§ EXERCICE A
Reproduisez à l'identique la portion des entrées qui commence à la ligne contenant « most 100 elements. » et se termine à la ligne contenant « - layer-toggle[interactable]: [680, 150, 688, 154] », ces deux lignes incluses.

§ TEXTE SOURCE
┌──

Certaines agences de coopération comme celle des Pays-Bas n’hésitent pas à ouvrir des portes aux entreprises néerlandaises. En 2018, les gouvernements néerlandais et éthiopien ont signé un contrat de 40 millions d’euros avec la société hollandaise Philips (et son secteur santé) pour construire un hôpital de cardiologie à Addis-Abeba.

En Grande-Bretagne, le gouvernement a irrité les ONG, à la suite d’informations indiquant que des intérêts économiques sont à l’origine de son programme d’aide. Le gouvernement a défendu ce mouvement comme une utilisation plus pragmatique de l’argent de l’aide.

En revanche, l’Agence suédoise de coopération internationale au développement (ASDI) s’efforce de ne pas lier l’aide à un accès préférentiel aux marchés pour les entreprises suédoises et travaille presque toujours avec une ONG ou une agence des Nations unies pour la mise en œuvre de ses programmes.

Une des raisons de cette approche, précise à swissinfo.ch Maria Stridsman, directrice adjointe du partenariat et de l’innovation à l’ASDI, repose sur «les valeurs qui sous-tendent l’aide, à savoir la solidarité et la responsabilité des pays riches d’œuvrer pour un monde durable, et non de promouvoir le secteur privé suédois.»

Ce qui préoccupe également de nombreuses ONG, c’est la façon dont les donateurs, y compris les Suisses, se transforment en banques avec des instruments financiers comme les garanties, transférant ainsi le risque d’entrée sur un marché des entreprises vers les fonds publics. Cela peut pousser les pays bénéficiaires à s’endetter davantage lorsque les projets échouent, estime María José Romero.

Bien qu’il n’y ait pas de consensus sur la manière de suivre les fonds d’aide dépensés par des canaux privés, certains chiffres révèlent que le nombre de ces accords de financement mixte est passé d’environ 70 en 2007 à plus de 500 en 2018.

Changement de l’intérieur

Les donateurs tentent de parer à certaines critiques en étant plus sélectifs sur les entreprises avec lesquelles ils travaillent, en excluant des secteurs comme le tabac ou les fabricants d’armes de la liste des partenaires possibles. Mais tout n’est pas réglé pour autant.

Les liens entre le gouvernement suisse et Nestlé ont également suscité la colère des ONG qui pointent les années de commercialisation agressive par le géant de l’agroalimentaire de ses préparations pour nourrissons et de la pression qu’il exerce sur les sources d’eau locales.

Melina Heinrich-Fernandes du DCED précise que les agences d’aide ont travaillé sur des lignes directrices pour s’assurer que les entreprises partenaires respectent les normes d’une entreprise responsable.

Mais elle reconnaît aussi que c’est un défi avec des chaînes d’approvisionnement mondiales aussi complexes: «Aucune organisation n’est parfaite – y compris les entreprises. Les donateurs devraient-ils simplement s’abstenir de s’engager avec elles? Ou devraient-ils travailler avec elles et les aider à s’améliorer?»

Des donateurs comme l’ASDI soutiennent que c’est précisément l’une des raisons de travailler avec les entreprises – pour les aider à changer leurs pratiques et leur faire prendre conscience que des questions comme l’égalité des sexes et l’accès à l’eau potable sont importantes.

Daniel Willis de Global Justice Now n’en est pas convaincu: «Je pense qu’il faut se demander à quoi sert l’aide au développement. Nous pensons qu’il faut avant tout s’attaquer aux inégalités et fournir une éducation et des soins de santé gratuits. Le secteur privé n’est pas très bon pour le faire de manière juste et inclusive.»

└──

§ LIGNES DE DONNÉES

┌──

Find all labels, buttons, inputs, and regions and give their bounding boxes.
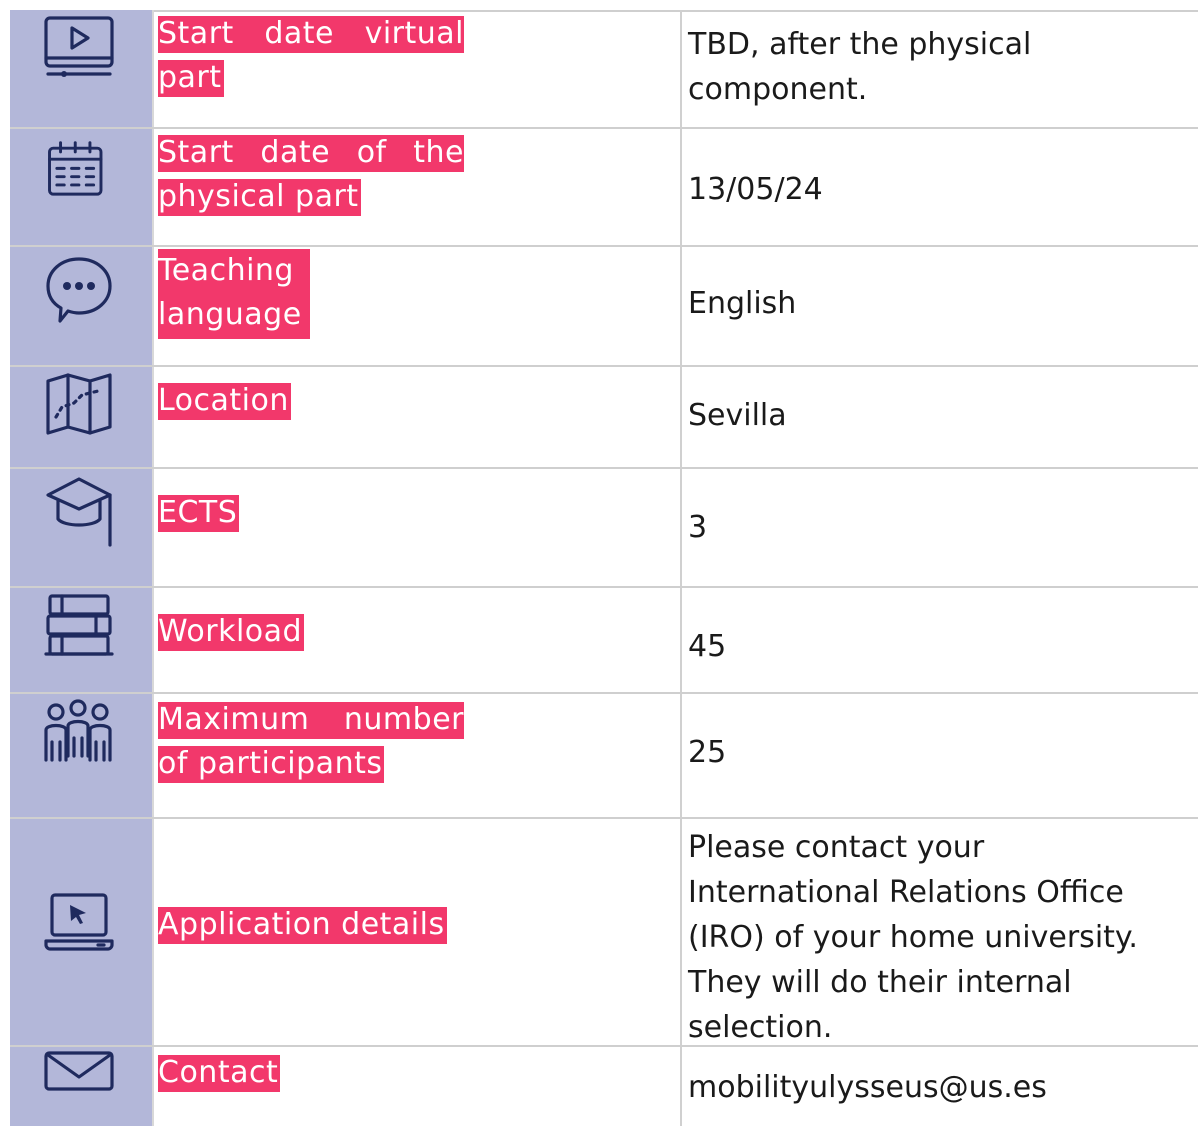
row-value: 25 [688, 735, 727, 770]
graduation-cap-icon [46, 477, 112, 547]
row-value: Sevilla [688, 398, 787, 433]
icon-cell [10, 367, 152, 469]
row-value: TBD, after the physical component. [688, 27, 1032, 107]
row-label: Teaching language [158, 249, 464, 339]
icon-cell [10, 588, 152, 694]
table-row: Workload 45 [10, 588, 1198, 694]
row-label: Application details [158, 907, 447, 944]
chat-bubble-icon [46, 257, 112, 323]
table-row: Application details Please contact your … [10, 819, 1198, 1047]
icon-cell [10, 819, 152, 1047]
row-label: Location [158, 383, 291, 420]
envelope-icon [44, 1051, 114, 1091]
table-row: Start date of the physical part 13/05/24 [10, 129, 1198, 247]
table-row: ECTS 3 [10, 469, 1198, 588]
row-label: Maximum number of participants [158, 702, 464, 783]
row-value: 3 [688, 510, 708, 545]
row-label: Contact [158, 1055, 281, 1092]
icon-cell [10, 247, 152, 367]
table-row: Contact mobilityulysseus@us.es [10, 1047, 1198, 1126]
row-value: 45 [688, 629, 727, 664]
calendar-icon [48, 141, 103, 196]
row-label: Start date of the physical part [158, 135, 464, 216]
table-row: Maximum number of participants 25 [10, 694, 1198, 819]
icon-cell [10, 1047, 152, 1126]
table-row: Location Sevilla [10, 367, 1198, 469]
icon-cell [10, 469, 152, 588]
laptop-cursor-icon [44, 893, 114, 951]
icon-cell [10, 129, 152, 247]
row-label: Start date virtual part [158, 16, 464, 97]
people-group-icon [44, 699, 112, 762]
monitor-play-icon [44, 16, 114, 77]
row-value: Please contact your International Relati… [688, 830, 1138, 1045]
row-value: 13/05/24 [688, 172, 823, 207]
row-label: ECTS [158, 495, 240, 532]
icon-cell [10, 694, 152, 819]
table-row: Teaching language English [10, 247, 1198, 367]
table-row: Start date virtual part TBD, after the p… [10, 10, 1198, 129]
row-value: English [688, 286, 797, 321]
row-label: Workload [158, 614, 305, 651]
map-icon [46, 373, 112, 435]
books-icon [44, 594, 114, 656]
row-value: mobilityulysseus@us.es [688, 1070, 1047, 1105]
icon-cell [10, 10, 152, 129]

└──
┌──

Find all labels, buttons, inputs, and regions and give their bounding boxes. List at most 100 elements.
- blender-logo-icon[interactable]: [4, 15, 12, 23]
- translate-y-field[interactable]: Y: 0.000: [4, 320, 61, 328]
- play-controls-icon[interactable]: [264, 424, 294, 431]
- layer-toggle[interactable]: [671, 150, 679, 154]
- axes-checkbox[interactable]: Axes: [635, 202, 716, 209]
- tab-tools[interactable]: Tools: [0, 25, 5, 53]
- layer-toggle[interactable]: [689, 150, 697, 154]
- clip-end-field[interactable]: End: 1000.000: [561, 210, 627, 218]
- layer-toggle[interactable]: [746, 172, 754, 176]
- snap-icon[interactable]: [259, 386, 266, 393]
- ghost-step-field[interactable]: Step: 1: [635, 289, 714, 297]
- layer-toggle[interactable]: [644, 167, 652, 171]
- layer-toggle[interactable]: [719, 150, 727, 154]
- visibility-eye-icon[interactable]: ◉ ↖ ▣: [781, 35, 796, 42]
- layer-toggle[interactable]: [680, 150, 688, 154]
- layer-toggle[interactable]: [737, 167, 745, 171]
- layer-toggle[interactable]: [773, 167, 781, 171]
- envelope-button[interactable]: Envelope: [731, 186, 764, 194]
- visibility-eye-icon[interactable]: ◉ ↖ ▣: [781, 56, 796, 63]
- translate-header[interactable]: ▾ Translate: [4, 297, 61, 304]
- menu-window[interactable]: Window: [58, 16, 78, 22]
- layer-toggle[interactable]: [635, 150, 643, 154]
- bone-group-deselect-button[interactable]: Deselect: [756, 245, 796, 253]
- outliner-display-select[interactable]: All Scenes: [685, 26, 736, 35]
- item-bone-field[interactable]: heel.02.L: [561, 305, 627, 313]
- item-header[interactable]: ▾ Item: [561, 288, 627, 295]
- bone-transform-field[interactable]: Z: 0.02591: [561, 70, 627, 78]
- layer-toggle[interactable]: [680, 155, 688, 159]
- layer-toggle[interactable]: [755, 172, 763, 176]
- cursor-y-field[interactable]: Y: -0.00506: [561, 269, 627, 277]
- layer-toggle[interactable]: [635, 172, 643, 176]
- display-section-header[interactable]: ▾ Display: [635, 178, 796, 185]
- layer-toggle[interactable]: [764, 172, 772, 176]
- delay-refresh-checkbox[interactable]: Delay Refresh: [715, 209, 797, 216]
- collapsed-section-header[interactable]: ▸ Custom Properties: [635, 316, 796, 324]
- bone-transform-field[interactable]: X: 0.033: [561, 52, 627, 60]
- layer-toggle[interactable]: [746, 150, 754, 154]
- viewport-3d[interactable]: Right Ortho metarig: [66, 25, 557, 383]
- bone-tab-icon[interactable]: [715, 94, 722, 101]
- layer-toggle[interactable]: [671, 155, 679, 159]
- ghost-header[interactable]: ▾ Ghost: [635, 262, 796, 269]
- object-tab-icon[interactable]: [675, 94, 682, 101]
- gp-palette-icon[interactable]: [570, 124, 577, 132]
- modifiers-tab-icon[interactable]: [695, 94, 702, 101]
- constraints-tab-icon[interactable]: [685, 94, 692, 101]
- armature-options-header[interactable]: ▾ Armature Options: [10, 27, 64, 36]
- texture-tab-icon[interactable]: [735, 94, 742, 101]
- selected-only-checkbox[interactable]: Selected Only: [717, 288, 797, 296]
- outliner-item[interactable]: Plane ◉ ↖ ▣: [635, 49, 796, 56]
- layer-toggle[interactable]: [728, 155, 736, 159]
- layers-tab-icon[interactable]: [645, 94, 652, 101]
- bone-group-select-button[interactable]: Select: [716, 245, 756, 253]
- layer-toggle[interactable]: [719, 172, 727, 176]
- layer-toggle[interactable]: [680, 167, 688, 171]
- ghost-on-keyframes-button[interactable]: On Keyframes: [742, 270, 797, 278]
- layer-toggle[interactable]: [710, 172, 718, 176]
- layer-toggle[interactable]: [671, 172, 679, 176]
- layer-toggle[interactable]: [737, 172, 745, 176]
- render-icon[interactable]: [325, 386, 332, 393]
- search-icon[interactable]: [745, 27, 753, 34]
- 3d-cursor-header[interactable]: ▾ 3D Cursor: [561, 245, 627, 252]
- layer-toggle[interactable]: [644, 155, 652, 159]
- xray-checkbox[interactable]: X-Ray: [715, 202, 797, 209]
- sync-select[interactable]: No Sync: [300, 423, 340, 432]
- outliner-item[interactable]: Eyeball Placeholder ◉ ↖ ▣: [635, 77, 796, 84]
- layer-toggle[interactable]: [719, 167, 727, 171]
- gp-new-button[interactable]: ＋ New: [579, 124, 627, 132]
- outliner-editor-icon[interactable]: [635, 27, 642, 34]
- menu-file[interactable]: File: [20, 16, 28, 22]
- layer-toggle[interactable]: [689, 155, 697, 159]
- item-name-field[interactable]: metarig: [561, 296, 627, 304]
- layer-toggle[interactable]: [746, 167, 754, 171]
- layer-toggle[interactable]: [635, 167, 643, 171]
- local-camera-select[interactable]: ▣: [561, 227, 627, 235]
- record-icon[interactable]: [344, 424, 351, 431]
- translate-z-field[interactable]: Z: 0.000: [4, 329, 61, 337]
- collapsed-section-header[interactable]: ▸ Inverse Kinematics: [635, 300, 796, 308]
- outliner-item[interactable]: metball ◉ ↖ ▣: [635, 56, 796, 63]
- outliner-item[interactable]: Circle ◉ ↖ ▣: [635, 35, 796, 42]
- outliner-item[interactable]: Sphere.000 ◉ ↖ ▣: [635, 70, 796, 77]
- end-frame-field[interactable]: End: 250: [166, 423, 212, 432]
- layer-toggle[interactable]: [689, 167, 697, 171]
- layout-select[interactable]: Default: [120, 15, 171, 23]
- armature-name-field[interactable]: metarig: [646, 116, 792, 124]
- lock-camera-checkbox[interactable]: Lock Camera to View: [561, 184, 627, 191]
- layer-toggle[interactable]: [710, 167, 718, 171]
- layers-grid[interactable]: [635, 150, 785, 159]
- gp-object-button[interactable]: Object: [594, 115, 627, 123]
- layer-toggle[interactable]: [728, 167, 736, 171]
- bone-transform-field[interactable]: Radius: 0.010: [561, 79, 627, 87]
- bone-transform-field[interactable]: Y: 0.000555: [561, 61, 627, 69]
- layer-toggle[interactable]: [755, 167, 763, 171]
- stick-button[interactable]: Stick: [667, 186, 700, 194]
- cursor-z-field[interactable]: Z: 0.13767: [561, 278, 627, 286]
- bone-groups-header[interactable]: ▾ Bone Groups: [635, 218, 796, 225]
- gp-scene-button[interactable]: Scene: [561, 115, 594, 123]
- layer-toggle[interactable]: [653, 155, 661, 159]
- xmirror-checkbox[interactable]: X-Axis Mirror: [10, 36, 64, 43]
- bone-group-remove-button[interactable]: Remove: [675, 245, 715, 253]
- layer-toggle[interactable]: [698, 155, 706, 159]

└──

§ EXERCICE B
D'après le texte sur l'aide au développement et le secteur privé, à combien s'élevait le nombre d'accords de financement mixte en 2018 ?

§ RÉPONSE COMPLÈTE A
Find all labels, buttons, inputs, and regions and give their bounding boxes. List at most 100 elements.
- blender-logo-icon[interactable]: [4, 15, 12, 23]
- translate-y-field[interactable]: Y: 0.000: [4, 320, 61, 328]
- play-controls-icon[interactable]: [264, 424, 294, 431]
- layer-toggle[interactable]: [671, 150, 679, 154]
- axes-checkbox[interactable]: Axes: [635, 202, 716, 209]
- tab-tools[interactable]: Tools: [0, 25, 5, 53]
- layer-toggle[interactable]: [689, 150, 697, 154]
- clip-end-field[interactable]: End: 1000.000: [561, 210, 627, 218]
- layer-toggle[interactable]: [746, 172, 754, 176]
- snap-icon[interactable]: [259, 386, 266, 393]
- ghost-step-field[interactable]: Step: 1: [635, 289, 714, 297]
- layer-toggle[interactable]: [644, 167, 652, 171]
- layer-toggle[interactable]: [719, 150, 727, 154]
- visibility-eye-icon[interactable]: ◉ ↖ ▣: [781, 35, 796, 42]
- layer-toggle[interactable]: [680, 150, 688, 154]

§ RÉPONSE COMPLÈTE B
Il dépassait 500.